提交 · dcc6d073225b6b732a52477c91bd4edc9b4d5502 · bug2833 / cloud-kernel

21 5月, 2011 1 次提交

btrfs: implement delayed inode items operation · 16cdcec7

由 Miao Xie 提交于 4月 22, 2011

Changelog V5 -> V6:
- Fix oom when the memory load is high, by storing the delayed nodes into the
  root's radix tree, and letting btrfs inodes go.

Changelog V4 -> V5:
- Fix the race on adding the delayed node to the inode, which is spotted by
  Chris Mason.
- Merge Chris Mason's incremental patch into this patch.
- Fix deadlock between readdir() and memory fault, which is reported by
  Itaru Kitayama.

Changelog V3 -> V4:
- Fix nested lock, which is reported by Itaru Kitayama, by updating space cache
  inode in time.

Changelog V2 -> V3:
- Fix the race between the delayed worker and the task which does delayed items
  balance, which is reported by Tsutomu Itoh.
- Modify the patch address David Sterba's comment.
- Fix the bug of the cpu recursion spinlock, reported by Chris Mason

Changelog V1 -> V2:
- break up the global rb-tree, use a list to manage the delayed nodes,
  which is created for every directory and file, and used to manage the
  delayed directory name index items and the delayed inode item.
- introduce a worker to deal with the delayed nodes.

Compare with Ext3/4, the performance of file creation and deletion on btrfs
is very poor. the reason is that btrfs must do a lot of b+ tree insertions,
such as inode item, directory name item, directory name index and so on.

If we can do some delayed b+ tree insertion or deletion, we can improve the
performance, so we made this patch which implemented delayed directory name
index insertion/deletion and delayed inode update.

Short task: Write the next part of the commit message on btrfs delayed inode items, starting right after its last sentence.

[Bounding box annotations]
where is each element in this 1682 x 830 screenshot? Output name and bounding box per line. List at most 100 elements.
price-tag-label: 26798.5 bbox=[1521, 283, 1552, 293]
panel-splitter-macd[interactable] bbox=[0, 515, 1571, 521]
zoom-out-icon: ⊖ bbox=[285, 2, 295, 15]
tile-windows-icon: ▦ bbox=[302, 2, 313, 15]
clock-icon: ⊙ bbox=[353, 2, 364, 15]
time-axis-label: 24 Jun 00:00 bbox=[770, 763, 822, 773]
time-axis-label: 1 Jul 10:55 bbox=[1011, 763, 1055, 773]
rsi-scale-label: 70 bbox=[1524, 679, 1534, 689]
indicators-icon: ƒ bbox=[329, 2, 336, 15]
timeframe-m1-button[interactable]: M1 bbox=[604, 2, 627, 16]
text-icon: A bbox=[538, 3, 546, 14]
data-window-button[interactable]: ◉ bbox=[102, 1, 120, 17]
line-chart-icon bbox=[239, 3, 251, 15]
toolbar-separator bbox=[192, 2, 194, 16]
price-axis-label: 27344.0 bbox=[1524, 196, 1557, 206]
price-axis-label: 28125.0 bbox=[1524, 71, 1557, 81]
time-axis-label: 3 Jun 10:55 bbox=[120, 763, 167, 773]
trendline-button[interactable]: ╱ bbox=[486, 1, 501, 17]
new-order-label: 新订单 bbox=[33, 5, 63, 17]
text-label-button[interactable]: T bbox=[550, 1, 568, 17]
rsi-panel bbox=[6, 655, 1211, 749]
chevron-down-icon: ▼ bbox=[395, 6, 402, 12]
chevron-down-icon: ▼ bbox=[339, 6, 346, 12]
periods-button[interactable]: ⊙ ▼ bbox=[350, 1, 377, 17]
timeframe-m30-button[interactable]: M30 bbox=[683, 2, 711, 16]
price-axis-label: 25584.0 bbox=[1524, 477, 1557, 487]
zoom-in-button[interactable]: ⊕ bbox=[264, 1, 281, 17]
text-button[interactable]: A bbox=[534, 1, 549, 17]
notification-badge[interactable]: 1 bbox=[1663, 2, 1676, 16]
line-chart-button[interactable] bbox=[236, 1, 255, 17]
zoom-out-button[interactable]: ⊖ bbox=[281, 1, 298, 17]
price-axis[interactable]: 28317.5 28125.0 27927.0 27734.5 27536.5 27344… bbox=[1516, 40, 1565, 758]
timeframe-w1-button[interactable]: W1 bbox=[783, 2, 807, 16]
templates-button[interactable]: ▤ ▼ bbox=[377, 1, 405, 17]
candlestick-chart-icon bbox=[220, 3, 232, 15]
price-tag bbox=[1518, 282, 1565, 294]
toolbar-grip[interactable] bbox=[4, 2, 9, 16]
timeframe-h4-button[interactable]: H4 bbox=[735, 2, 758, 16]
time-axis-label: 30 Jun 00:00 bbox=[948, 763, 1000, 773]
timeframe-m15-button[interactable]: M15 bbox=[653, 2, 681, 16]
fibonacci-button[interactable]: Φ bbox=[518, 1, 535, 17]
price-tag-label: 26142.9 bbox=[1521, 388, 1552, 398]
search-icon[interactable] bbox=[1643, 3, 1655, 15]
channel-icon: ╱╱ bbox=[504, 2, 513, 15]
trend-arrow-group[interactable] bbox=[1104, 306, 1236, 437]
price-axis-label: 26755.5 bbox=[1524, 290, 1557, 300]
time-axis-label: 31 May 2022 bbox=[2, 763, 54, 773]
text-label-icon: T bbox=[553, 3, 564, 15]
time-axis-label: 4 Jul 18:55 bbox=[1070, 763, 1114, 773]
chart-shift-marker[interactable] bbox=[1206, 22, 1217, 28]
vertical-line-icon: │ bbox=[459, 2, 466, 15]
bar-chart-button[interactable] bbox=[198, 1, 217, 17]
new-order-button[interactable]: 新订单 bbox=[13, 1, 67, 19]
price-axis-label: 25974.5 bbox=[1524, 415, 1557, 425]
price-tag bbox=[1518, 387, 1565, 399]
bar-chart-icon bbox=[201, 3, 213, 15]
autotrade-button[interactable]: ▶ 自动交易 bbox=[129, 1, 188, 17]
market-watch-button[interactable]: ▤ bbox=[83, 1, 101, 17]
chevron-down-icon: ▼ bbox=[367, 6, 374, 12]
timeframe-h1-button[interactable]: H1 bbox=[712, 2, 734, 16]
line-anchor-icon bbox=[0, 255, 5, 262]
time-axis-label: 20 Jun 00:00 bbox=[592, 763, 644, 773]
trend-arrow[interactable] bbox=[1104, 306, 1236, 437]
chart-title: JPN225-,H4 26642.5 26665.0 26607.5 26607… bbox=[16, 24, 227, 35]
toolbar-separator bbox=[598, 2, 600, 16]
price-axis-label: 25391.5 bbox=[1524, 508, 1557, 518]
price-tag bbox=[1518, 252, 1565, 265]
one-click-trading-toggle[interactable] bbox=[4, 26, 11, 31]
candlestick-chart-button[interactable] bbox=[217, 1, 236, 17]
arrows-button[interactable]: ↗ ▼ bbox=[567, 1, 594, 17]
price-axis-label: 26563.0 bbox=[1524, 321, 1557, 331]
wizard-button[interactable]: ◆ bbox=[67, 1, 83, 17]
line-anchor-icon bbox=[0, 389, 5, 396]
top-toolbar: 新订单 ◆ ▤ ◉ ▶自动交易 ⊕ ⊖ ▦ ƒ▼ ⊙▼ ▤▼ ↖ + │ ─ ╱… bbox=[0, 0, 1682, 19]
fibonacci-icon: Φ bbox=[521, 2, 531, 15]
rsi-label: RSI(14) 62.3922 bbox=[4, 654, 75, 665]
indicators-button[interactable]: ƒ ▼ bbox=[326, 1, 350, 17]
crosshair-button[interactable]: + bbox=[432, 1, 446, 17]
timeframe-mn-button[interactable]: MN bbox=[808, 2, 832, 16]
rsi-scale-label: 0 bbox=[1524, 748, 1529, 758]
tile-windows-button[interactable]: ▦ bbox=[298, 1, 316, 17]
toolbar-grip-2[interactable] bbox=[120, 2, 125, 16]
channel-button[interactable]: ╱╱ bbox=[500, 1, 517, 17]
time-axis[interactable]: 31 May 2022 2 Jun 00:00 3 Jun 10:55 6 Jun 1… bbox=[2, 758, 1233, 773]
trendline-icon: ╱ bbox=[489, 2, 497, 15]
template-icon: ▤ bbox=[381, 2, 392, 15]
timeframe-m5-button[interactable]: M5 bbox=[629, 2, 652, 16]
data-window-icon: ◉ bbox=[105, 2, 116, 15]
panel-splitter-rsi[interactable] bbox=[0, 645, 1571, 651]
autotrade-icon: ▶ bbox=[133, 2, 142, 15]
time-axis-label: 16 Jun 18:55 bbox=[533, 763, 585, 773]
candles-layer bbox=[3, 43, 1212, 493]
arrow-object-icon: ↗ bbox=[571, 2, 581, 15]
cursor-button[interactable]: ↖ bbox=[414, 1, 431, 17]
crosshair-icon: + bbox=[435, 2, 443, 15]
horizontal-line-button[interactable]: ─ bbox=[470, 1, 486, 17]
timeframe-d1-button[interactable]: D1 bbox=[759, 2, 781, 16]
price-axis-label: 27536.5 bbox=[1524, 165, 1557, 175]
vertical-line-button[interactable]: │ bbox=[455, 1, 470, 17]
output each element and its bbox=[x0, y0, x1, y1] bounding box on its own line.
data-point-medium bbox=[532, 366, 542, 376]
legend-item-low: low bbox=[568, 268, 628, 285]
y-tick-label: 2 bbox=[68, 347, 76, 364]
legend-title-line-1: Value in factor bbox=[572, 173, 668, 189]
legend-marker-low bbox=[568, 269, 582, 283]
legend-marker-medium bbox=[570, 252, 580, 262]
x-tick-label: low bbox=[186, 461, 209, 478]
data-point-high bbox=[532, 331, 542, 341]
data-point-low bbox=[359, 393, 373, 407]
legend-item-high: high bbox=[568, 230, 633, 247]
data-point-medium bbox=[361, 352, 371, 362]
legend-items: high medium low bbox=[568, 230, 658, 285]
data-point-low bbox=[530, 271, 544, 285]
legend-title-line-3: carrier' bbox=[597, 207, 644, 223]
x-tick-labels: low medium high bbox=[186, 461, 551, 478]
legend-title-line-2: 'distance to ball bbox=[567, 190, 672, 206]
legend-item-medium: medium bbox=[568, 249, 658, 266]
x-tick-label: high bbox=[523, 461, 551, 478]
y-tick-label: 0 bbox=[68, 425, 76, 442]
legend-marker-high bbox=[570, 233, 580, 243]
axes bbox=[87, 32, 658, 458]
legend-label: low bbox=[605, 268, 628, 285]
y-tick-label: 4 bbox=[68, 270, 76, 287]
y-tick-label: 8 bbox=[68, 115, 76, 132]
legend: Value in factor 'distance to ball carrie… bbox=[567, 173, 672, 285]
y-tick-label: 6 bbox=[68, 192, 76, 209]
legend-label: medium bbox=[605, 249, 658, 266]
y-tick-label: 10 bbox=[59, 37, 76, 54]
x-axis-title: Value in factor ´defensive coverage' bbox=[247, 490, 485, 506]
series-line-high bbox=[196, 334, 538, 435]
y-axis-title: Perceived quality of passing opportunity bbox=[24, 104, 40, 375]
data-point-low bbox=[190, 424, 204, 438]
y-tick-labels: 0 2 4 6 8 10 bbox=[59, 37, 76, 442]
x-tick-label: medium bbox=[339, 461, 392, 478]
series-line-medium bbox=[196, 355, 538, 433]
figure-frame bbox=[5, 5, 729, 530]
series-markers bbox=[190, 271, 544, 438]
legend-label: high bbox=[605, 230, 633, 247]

The reply:
Implementation:
- introduce a delayed root object into the filesystem, that use two lists to
  manage the delayed nodes which are created for every file/directory.
  One is used to manage all the delayed nodes that have delayed items. And the
  other is used to manage the delayed nodes which is waiting to be dealt with
  by the work thread.
- Every delayed node has two rb-tree, one is used to manage the directory name
  index which is going to be inserted into b+ tree, and the other is used to
  manage the directory name index which is going to be deleted from b+ tree.
- introduce a worker to deal with the delayed operation. This worker is used
  to deal with the works of the delayed directory name index items insertion
  and deletion and the delayed inode update.
  When the delayed items is beyond the lower limit, we create works for some
  delayed nodes and insert them into the work queue of the worker, and then
  go back.
  When the delayed items is beyond the upper bound, we create works for all
  the delayed nodes that haven't been dealt with, and insert them into the work
  queue of the worker, and then wait for that the untreated items is below some
  threshold value.
- When we want to insert a directory name index into b+ tree, we just add the
  information into the delayed inserting rb-tree.
  And then we check the number of the delayed items and do delayed items
  balance. (The balance policy is above.)
- When we want to delete a directory name index from the b+ tree, we search it
  in the inserting rb-tree at first. If we look it up, just drop it. If not,
  add the key of it into the delayed deleting rb-tree.
  Similar to the delayed inserting rb-tree, we also check the number of the
  delayed items and do delayed items balance.
  (The same to inserting manipulation)
- When we want to update the metadata of some inode, we cached the data of the
  inode into the delayed node. the worker will flush it into the b+ tree after
  dealing with the delayed insertion and deletion.
- We will move the delayed node to the tail of the list after we access the
  delayed node, By this way, we can cache more delayed items and merge more
  inode updates.
- If we want to commit transaction, we will deal with all the delayed node.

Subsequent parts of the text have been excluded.